[START OF Extracted entries]

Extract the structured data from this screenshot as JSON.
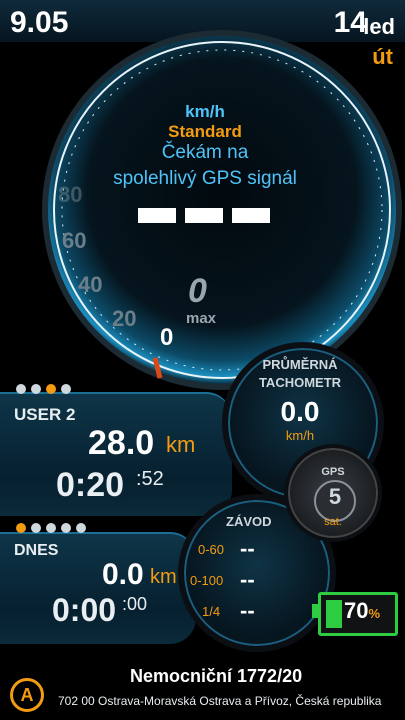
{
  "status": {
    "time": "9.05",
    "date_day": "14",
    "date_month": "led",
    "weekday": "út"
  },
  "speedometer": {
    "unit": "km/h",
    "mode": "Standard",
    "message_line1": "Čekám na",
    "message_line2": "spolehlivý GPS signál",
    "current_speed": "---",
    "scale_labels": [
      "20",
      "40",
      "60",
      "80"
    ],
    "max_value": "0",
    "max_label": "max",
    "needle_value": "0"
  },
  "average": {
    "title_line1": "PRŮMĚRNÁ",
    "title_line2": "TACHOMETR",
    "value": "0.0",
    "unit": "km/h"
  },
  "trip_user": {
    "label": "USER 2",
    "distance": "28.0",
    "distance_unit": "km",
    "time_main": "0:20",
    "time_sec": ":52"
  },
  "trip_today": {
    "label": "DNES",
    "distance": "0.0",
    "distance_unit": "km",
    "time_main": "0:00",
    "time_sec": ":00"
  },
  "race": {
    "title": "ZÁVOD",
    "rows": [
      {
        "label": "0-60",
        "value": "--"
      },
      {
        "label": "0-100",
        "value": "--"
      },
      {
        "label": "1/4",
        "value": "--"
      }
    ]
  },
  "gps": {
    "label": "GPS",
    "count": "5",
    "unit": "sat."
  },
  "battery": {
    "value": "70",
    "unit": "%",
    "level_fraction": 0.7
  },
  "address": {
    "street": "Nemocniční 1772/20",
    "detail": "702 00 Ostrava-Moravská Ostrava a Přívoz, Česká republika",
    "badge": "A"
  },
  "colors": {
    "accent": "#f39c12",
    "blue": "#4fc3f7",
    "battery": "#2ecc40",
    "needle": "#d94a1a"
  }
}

[END OF Extracted entries]
[START OF Extracted entries]

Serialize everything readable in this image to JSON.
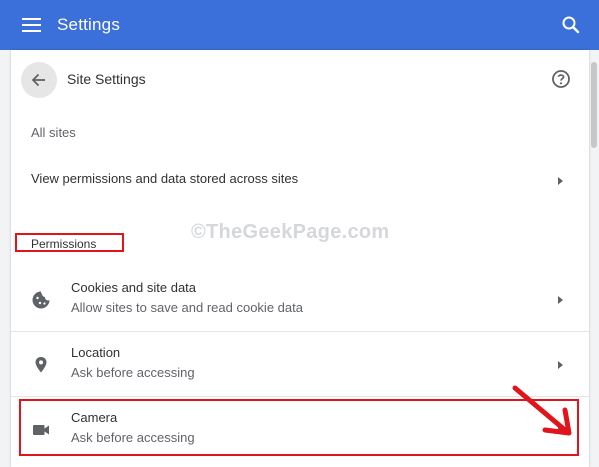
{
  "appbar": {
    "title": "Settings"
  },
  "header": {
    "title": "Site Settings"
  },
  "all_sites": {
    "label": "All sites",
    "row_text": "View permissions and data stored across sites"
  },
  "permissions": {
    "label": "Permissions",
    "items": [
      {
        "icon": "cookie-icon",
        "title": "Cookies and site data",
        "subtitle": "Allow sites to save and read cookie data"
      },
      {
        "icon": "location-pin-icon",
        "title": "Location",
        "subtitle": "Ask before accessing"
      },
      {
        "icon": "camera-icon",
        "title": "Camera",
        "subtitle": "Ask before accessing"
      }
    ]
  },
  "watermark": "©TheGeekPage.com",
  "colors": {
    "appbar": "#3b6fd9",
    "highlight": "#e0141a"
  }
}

[END OF Extracted entries]

Set problem: Give solely the number of lines in the data that contain the string "JSON".

Solution below: 2